**What to work on:** Copy all the data exactly, except the pictures.

**Stored data:**
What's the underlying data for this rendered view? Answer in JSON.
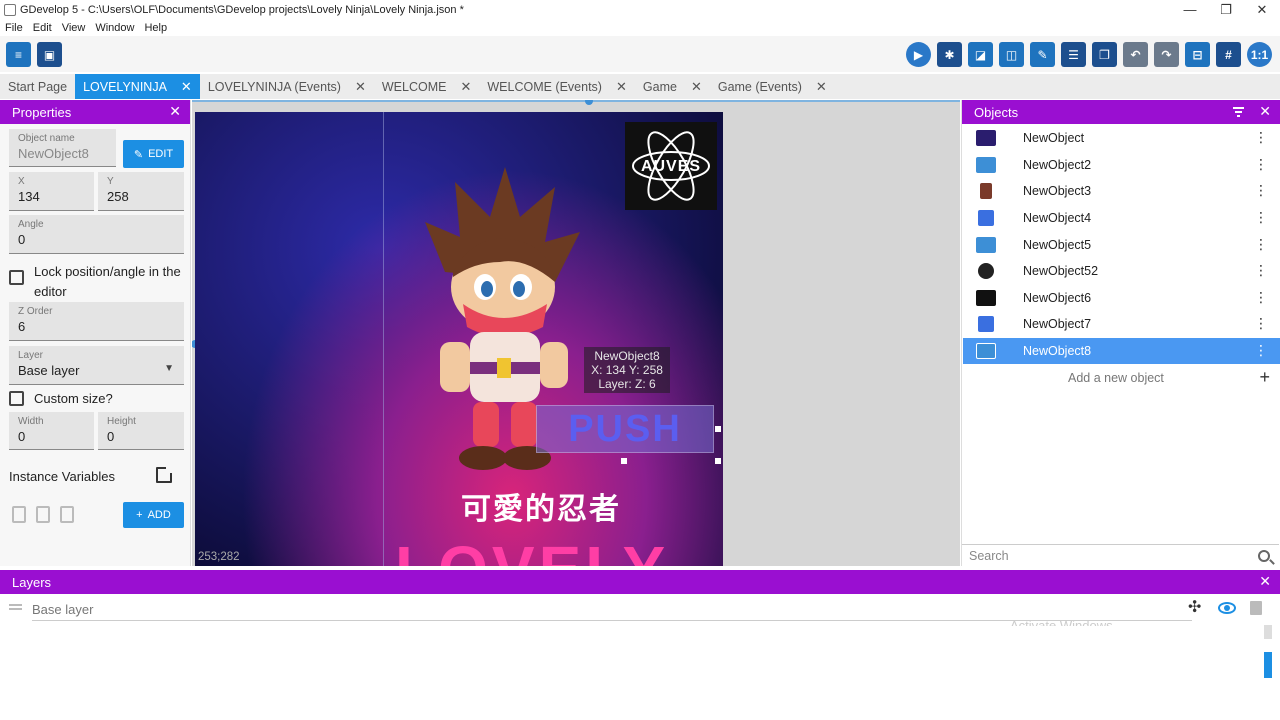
{
  "window": {
    "title": "GDevelop 5 - C:\\Users\\OLF\\Documents\\GDevelop projects\\Lovely Ninja\\Lovely Ninja.json *",
    "minimize": "—",
    "maximize": "❐",
    "close": "✕"
  },
  "menu": [
    "File",
    "Edit",
    "View",
    "Window",
    "Help"
  ],
  "toolbar": {
    "zoom_label": "1:1"
  },
  "tabs": [
    {
      "label": "Start Page",
      "closable": false
    },
    {
      "label": "LOVELYNINJA",
      "closable": true
    },
    {
      "label": "LOVELYNINJA (Events)",
      "closable": true
    },
    {
      "label": "WELCOME",
      "closable": true
    },
    {
      "label": "WELCOME (Events)",
      "closable": true
    },
    {
      "label": "Game",
      "closable": true
    },
    {
      "label": "Game (Events)",
      "closable": true
    }
  ],
  "tab_close": "✕",
  "properties": {
    "header": "Properties",
    "close": "✕",
    "object_name_label": "Object name",
    "object_name": "NewObject8",
    "edit_label": "EDIT",
    "x_label": "X",
    "x": "134",
    "y_label": "Y",
    "y": "258",
    "angle_label": "Angle",
    "angle": "0",
    "lock_label": "Lock position/angle in the editor",
    "zorder_label": "Z Order",
    "zorder": "6",
    "layer_label": "Layer",
    "layer": "Base layer",
    "custom_size_label": "Custom size?",
    "width_label": "Width",
    "width": "0",
    "height_label": "Height",
    "height": "0",
    "instance_vars_label": "Instance Variables",
    "add_label": "ADD"
  },
  "scene": {
    "logo_text": "AUVES",
    "push_text": "PUSH",
    "tooltip_name": "NewObject8",
    "tooltip_pos": "X: 134  Y: 258",
    "tooltip_layer": "Layer:   Z: 6",
    "cn_title": "可愛的忍者",
    "lovely_text": "LOVELY",
    "coords": "253;282"
  },
  "objects": {
    "header": "Objects",
    "close": "✕",
    "items": [
      {
        "name": "NewObject",
        "thumb": "#2a1d6e"
      },
      {
        "name": "NewObject2",
        "thumb": "#3d8fd6"
      },
      {
        "name": "NewObject3",
        "thumb": "#7a3a2a"
      },
      {
        "name": "NewObject4",
        "thumb": "#3a6fe0"
      },
      {
        "name": "NewObject5",
        "thumb": "#3d8fd6"
      },
      {
        "name": "NewObject52",
        "thumb": "#222222"
      },
      {
        "name": "NewObject6",
        "thumb": "#111111"
      },
      {
        "name": "NewObject7",
        "thumb": "#3a6fe0"
      },
      {
        "name": "NewObject8",
        "thumb": "#3d8fd6"
      }
    ],
    "menu_glyph": "⋮",
    "add_new": "Add a new object",
    "add_plus": "+",
    "search_placeholder": "Search"
  },
  "layers": {
    "header": "Layers",
    "close": "✕",
    "items": [
      {
        "name": "Base layer"
      }
    ],
    "target_glyph": "✣"
  },
  "watermark": "Activate Windows",
  "colors": {
    "accent": "#1c8fe3",
    "panel_header": "#9a0fd1",
    "selected_row": "#4a98f2"
  }
}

**Full output:**
What's the underlying data for this rendered view? Answer in JSON.
{
  "window": {
    "title": "GDevelop 5 - C:\\Users\\OLF\\Documents\\GDevelop projects\\Lovely Ninja\\Lovely Ninja.json *",
    "minimize": "—",
    "maximize": "❐",
    "close": "✕"
  },
  "menu": [
    "File",
    "Edit",
    "View",
    "Window",
    "Help"
  ],
  "toolbar": {
    "zoom_label": "1:1"
  },
  "tabs": [
    {
      "label": "Start Page",
      "closable": false
    },
    {
      "label": "LOVELYNINJA",
      "closable": true
    },
    {
      "label": "LOVELYNINJA (Events)",
      "closable": true
    },
    {
      "label": "WELCOME",
      "closable": true
    },
    {
      "label": "WELCOME (Events)",
      "closable": true
    },
    {
      "label": "Game",
      "closable": true
    },
    {
      "label": "Game (Events)",
      "closable": true
    }
  ],
  "tab_close": "✕",
  "properties": {
    "header": "Properties",
    "close": "✕",
    "object_name_label": "Object name",
    "object_name": "NewObject8",
    "edit_label": "EDIT",
    "x_label": "X",
    "x": "134",
    "y_label": "Y",
    "y": "258",
    "angle_label": "Angle",
    "angle": "0",
    "lock_label": "Lock position/angle in the editor",
    "zorder_label": "Z Order",
    "zorder": "6",
    "layer_label": "Layer",
    "layer": "Base layer",
    "custom_size_label": "Custom size?",
    "width_label": "Width",
    "width": "0",
    "height_label": "Height",
    "height": "0",
    "instance_vars_label": "Instance Variables",
    "add_label": "ADD"
  },
  "scene": {
    "logo_text": "AUVES",
    "push_text": "PUSH",
    "tooltip_name": "NewObject8",
    "tooltip_pos": "X: 134  Y: 258",
    "tooltip_layer": "Layer:   Z: 6",
    "cn_title": "可愛的忍者",
    "lovely_text": "LOVELY",
    "coords": "253;282"
  },
  "objects": {
    "header": "Objects",
    "close": "✕",
    "items": [
      {
        "name": "NewObject",
        "thumb": "#2a1d6e"
      },
      {
        "name": "NewObject2",
        "thumb": "#3d8fd6"
      },
      {
        "name": "NewObject3",
        "thumb": "#7a3a2a"
      },
      {
        "name": "NewObject4",
        "thumb": "#3a6fe0"
      },
      {
        "name": "NewObject5",
        "thumb": "#3d8fd6"
      },
      {
        "name": "NewObject52",
        "thumb": "#222222"
      },
      {
        "name": "NewObject6",
        "thumb": "#111111"
      },
      {
        "name": "NewObject7",
        "thumb": "#3a6fe0"
      },
      {
        "name": "NewObject8",
        "thumb": "#3d8fd6"
      }
    ],
    "menu_glyph": "⋮",
    "add_new": "Add a new object",
    "add_plus": "+",
    "search_placeholder": "Search"
  },
  "layers": {
    "header": "Layers",
    "close": "✕",
    "items": [
      {
        "name": "Base layer"
      }
    ],
    "target_glyph": "✣"
  },
  "watermark": "Activate Windows",
  "colors": {
    "accent": "#1c8fe3",
    "panel_header": "#9a0fd1",
    "selected_row": "#4a98f2"
  }
}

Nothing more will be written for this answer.